The exercise
Lines containing the word "NGFW" are the ones to copy from the records below.

----

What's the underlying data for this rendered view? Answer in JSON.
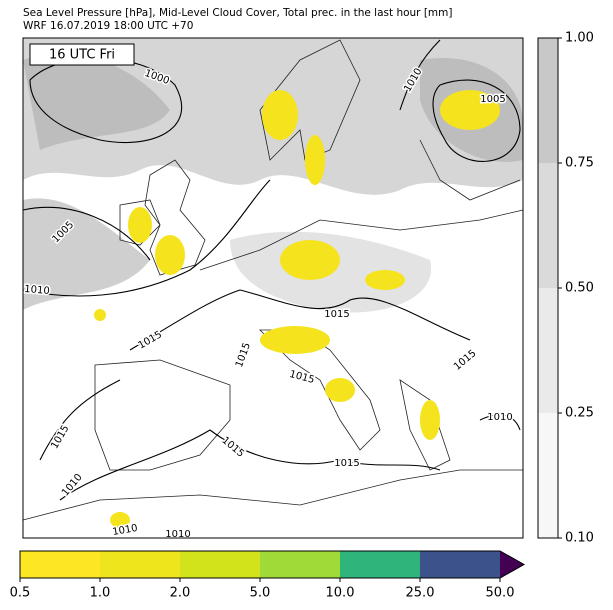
{
  "header": {
    "title": "Sea Level Pressure [hPa], Mid-Level Cloud Cover, Total prec. in the last hour [mm]",
    "subtitle": "WRF 16.07.2019 18:00 UTC +70"
  },
  "map": {
    "time_label": "16 UTC Fri",
    "isobar_labels": [
      "1000",
      "1005",
      "1010",
      "1005",
      "1010",
      "1015",
      "1015",
      "1015",
      "1015",
      "1015",
      "1010",
      "1015",
      "1015",
      "1010",
      "1015",
      "1010",
      "1010"
    ]
  },
  "cloud_colorbar": {
    "ticks": [
      {
        "value": 0.1,
        "label": "0.10"
      },
      {
        "value": 0.25,
        "label": "0.25"
      },
      {
        "value": 0.5,
        "label": "0.50"
      },
      {
        "value": 0.75,
        "label": "0.75"
      },
      {
        "value": 1,
        "label": "1.00"
      }
    ],
    "colors": [
      "#f7f7f7",
      "#eaeaea",
      "#dadada",
      "#c8c8c8"
    ]
  },
  "precip_colorbar": {
    "ticks": [
      0.5,
      {
        "value": 1,
        "label": "1.0"
      },
      {
        "value": 2,
        "label": "2.0"
      },
      {
        "value": 5,
        "label": "5.0"
      },
      {
        "value": 10,
        "label": "10.0"
      },
      {
        "value": 25,
        "label": "25.0"
      },
      {
        "value": 50,
        "label": "50.0"
      }
    ],
    "colors": [
      "#fde725",
      "#efe51c",
      "#d2e21b",
      "#a0da39",
      "#2fb47c",
      "#3b528b",
      "#440154"
    ]
  }
}
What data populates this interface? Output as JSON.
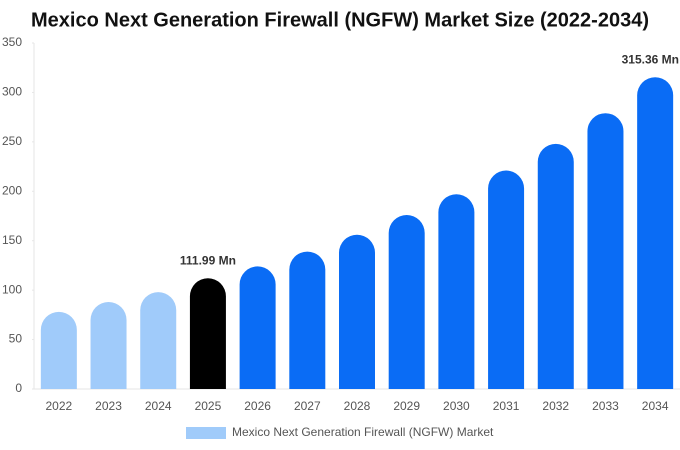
{
  "chart_data": {
    "type": "bar",
    "title": "Mexico Next Generation Firewall (NGFW) Market Size (2022-2034)",
    "categories": [
      "2022",
      "2023",
      "2024",
      "2025",
      "2026",
      "2027",
      "2028",
      "2029",
      "2030",
      "2031",
      "2032",
      "2033",
      "2034"
    ],
    "series": [
      {
        "name": "Mexico Next Generation Firewall (NGFW) Market",
        "color": "#a0cbfa",
        "colors": [
          "#a0cbfa",
          "#a0cbfa",
          "#a0cbfa",
          "#000000",
          "#0a6cf5",
          "#0a6cf5",
          "#0a6cf5",
          "#0a6cf5",
          "#0a6cf5",
          "#0a6cf5",
          "#0a6cf5",
          "#0a6cf5",
          "#0a6cf5"
        ],
        "values": [
          78,
          88,
          98,
          111.99,
          124,
          139,
          156,
          176,
          197,
          221,
          248,
          279,
          315.36
        ],
        "value_labels": [
          null,
          null,
          null,
          "111.99 Mn",
          null,
          null,
          null,
          null,
          null,
          null,
          null,
          null,
          "315.36 Mn"
        ]
      }
    ],
    "ylim": [
      0,
      350
    ],
    "yticks": [
      0,
      50,
      100,
      150,
      200,
      250,
      300,
      350
    ],
    "grid": false
  }
}
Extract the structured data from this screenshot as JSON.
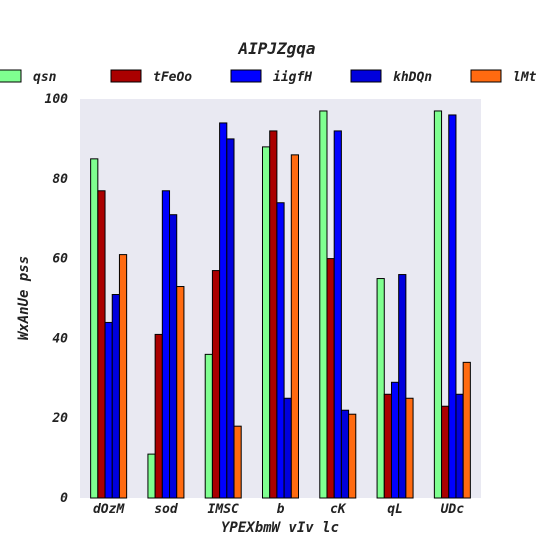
{
  "chart_data": {
    "type": "bar",
    "title": "AIPJZgqa",
    "xlabel": "YPEXbmW vIv lc",
    "ylabel": "WxAnUe pss",
    "ylim": [
      0,
      100
    ],
    "yticks": [
      "0",
      "20",
      "40",
      "60",
      "80",
      "100"
    ],
    "categories": [
      "dOzM",
      "sod",
      "IMSC",
      "b",
      "cK",
      "qL",
      "UDc"
    ],
    "series": [
      {
        "name": "qsn",
        "color": "#7fff90",
        "values": [
          85,
          11,
          36,
          88,
          97,
          55,
          97
        ]
      },
      {
        "name": "tFeOo",
        "color": "#aa0000",
        "values": [
          77,
          41,
          57,
          92,
          60,
          26,
          23
        ]
      },
      {
        "name": "iigfH",
        "color": "#0000ff",
        "values": [
          44,
          77,
          94,
          74,
          92,
          29,
          96
        ]
      },
      {
        "name": "khDQn",
        "color": "#0000dd",
        "values": [
          51,
          71,
          90,
          25,
          22,
          56,
          26
        ]
      },
      {
        "name": "lMt",
        "color": "#ff6a10",
        "values": [
          61,
          53,
          18,
          86,
          21,
          25,
          34
        ]
      }
    ],
    "grid": false,
    "legend_position": "top"
  }
}
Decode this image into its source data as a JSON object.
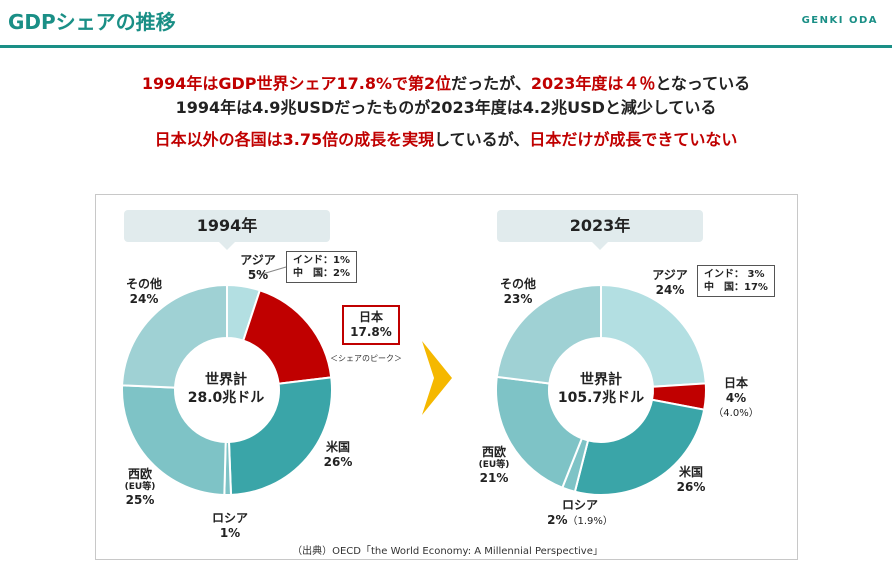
{
  "header": {
    "title": "GDPシェアの推移",
    "brand": "GENKI ODA",
    "accent_color": "#1a8f86"
  },
  "summary": {
    "line1_red_a": "1994年はGDP世界シェア17.8%で第2位",
    "line1_mid": "だったが、",
    "line1_red_b": "2023年度は４％",
    "line1_end": "となっている",
    "line2": "1994年は4.9兆USDだったものが2023年度は4.2兆USDと減少している",
    "line3_red_a": "日本以外の各国は3.75倍の成長を実現",
    "line3_mid": "しているが、",
    "line3_red_b": "日本だけが成長できていない",
    "highlight_color": "#c00000"
  },
  "chart_data": [
    {
      "type": "pie",
      "style": "donut",
      "year_label": "1994年",
      "center_line1": "世界計",
      "center_line2": "28.0兆ドル",
      "slices": [
        {
          "name": "アジア",
          "value": 5,
          "label": "5%",
          "color": "#b3dfe2"
        },
        {
          "name": "日本",
          "value": 17.8,
          "label": "17.8%",
          "color": "#c00000"
        },
        {
          "name": "米国",
          "value": 26,
          "label": "26%",
          "color": "#3aa5a8"
        },
        {
          "name": "ロシア",
          "value": 1,
          "label": "1%",
          "color": "#7ec3c6"
        },
        {
          "name": "西欧",
          "sub": "(EU等)",
          "value": 25,
          "label": "25%",
          "color": "#7ec3c6"
        },
        {
          "name": "その他",
          "value": 24,
          "label": "24%",
          "color": "#9fd1d4"
        }
      ],
      "asia_breakdown": [
        {
          "name": "インド",
          "value": "1%"
        },
        {
          "name": "中　国",
          "value": "2%"
        }
      ],
      "peak_note": "＜シェアのピーク＞"
    },
    {
      "type": "pie",
      "style": "donut",
      "year_label": "2023年",
      "center_line1": "世界計",
      "center_line2": "105.7兆ドル",
      "slices": [
        {
          "name": "アジア",
          "value": 24,
          "label": "24%",
          "color": "#b3dfe2"
        },
        {
          "name": "日本",
          "value": 4,
          "label": "4%",
          "note": "（4.0%）",
          "color": "#c00000"
        },
        {
          "name": "米国",
          "value": 26,
          "label": "26%",
          "color": "#3aa5a8"
        },
        {
          "name": "ロシア",
          "value": 2,
          "label": "2%",
          "note": "（1.9%）",
          "color": "#7ec3c6"
        },
        {
          "name": "西欧",
          "sub": "(EU等)",
          "value": 21,
          "label": "21%",
          "color": "#7ec3c6"
        },
        {
          "name": "その他",
          "value": 23,
          "label": "23%",
          "color": "#9fd1d4"
        }
      ],
      "asia_breakdown": [
        {
          "name": "インド：",
          "value": "3%"
        },
        {
          "name": "中　国",
          "value": "17%"
        }
      ]
    }
  ],
  "source": "（出典）OECD「the World Economy: A Millennial Perspective」",
  "arrow_color": "#f5b800"
}
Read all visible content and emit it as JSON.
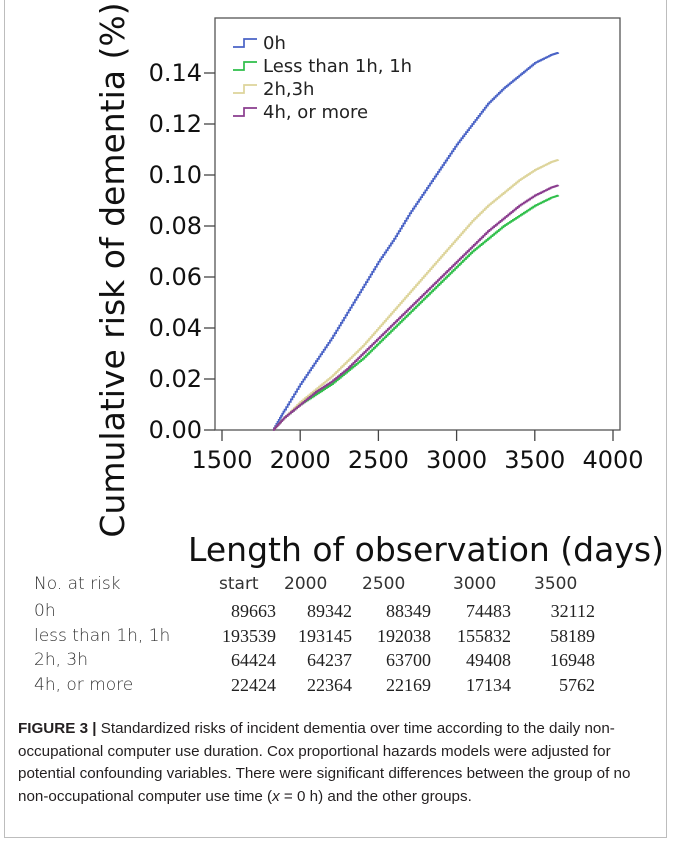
{
  "chart_data": {
    "type": "line",
    "title": "",
    "xlabel": "Length of observation (days)",
    "ylabel": "Cumulative risk of dementia (%)",
    "xlim": [
      1500,
      4000
    ],
    "ylim": [
      0.0,
      0.14
    ],
    "xticks": [
      "1500",
      "2000",
      "2500",
      "3000",
      "3500",
      "4000"
    ],
    "yticks": [
      "0.00",
      "0.02",
      "0.04",
      "0.06",
      "0.08",
      "0.10",
      "0.12",
      "0.14"
    ],
    "grid": false,
    "legend_position": "top-left",
    "series": [
      {
        "name": "0h",
        "color": "#4a63c6",
        "x": [
          1825,
          1900,
          2000,
          2100,
          2200,
          2300,
          2400,
          2500,
          2600,
          2700,
          2800,
          2900,
          3000,
          3100,
          3200,
          3300,
          3400,
          3500,
          3600,
          3650
        ],
        "y": [
          0.0,
          0.008,
          0.018,
          0.027,
          0.036,
          0.046,
          0.056,
          0.066,
          0.075,
          0.085,
          0.094,
          0.103,
          0.112,
          0.12,
          0.128,
          0.134,
          0.139,
          0.144,
          0.147,
          0.148
        ]
      },
      {
        "name": "Less than 1h, 1h",
        "color": "#2fbf4a",
        "x": [
          1825,
          1900,
          2000,
          2100,
          2200,
          2300,
          2400,
          2500,
          2600,
          2700,
          2800,
          2900,
          3000,
          3100,
          3200,
          3300,
          3400,
          3500,
          3600,
          3650
        ],
        "y": [
          0.0,
          0.005,
          0.01,
          0.014,
          0.018,
          0.023,
          0.028,
          0.034,
          0.04,
          0.046,
          0.052,
          0.058,
          0.064,
          0.07,
          0.075,
          0.08,
          0.084,
          0.088,
          0.091,
          0.092
        ]
      },
      {
        "name": "2h,3h",
        "color": "#ddd49a",
        "x": [
          1825,
          1900,
          2000,
          2100,
          2200,
          2300,
          2400,
          2500,
          2600,
          2700,
          2800,
          2900,
          3000,
          3100,
          3200,
          3300,
          3400,
          3500,
          3600,
          3650
        ],
        "y": [
          0.0,
          0.005,
          0.011,
          0.016,
          0.021,
          0.027,
          0.033,
          0.04,
          0.047,
          0.054,
          0.061,
          0.068,
          0.075,
          0.082,
          0.088,
          0.093,
          0.098,
          0.102,
          0.105,
          0.106
        ]
      },
      {
        "name": "4h, or more",
        "color": "#8a3c8e",
        "x": [
          1825,
          1900,
          2000,
          2100,
          2200,
          2300,
          2400,
          2500,
          2600,
          2700,
          2800,
          2900,
          3000,
          3100,
          3200,
          3300,
          3400,
          3500,
          3600,
          3650
        ],
        "y": [
          0.0,
          0.005,
          0.01,
          0.015,
          0.019,
          0.024,
          0.03,
          0.036,
          0.042,
          0.048,
          0.054,
          0.06,
          0.066,
          0.072,
          0.078,
          0.083,
          0.088,
          0.092,
          0.095,
          0.096
        ]
      }
    ]
  },
  "risk_table": {
    "title": "No. at risk",
    "columns": [
      "start",
      "2000",
      "2500",
      "3000",
      "3500"
    ],
    "rows": [
      {
        "label": "0h",
        "values": [
          "89663",
          "89342",
          "88349",
          "74483",
          "32112"
        ]
      },
      {
        "label": "less than 1h, 1h",
        "values": [
          "193539",
          "193145",
          "192038",
          "155832",
          "58189"
        ]
      },
      {
        "label": "2h, 3h",
        "values": [
          "64424",
          "64237",
          "63700",
          "49408",
          "16948"
        ]
      },
      {
        "label": "4h, or more",
        "values": [
          "22424",
          "22364",
          "22169",
          "17134",
          "5762"
        ]
      }
    ]
  },
  "caption": {
    "label": "FIGURE 3 |",
    "text_1": " Standardized risks of incident dementia over time according to the daily non-occupational computer use duration. Cox proportional hazards models were adjusted for potential confounding variables. There were significant differences between the group of no non-occupational computer use time (",
    "math_var": "x",
    "text_2": " = 0 h) and the other groups."
  }
}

----

In response
    "title": "Mexico Next Generation Firewall (NGFW) Market Size (2022-2034)",
        "name": "Mexico Next Generation Firewall (NGFW) Market",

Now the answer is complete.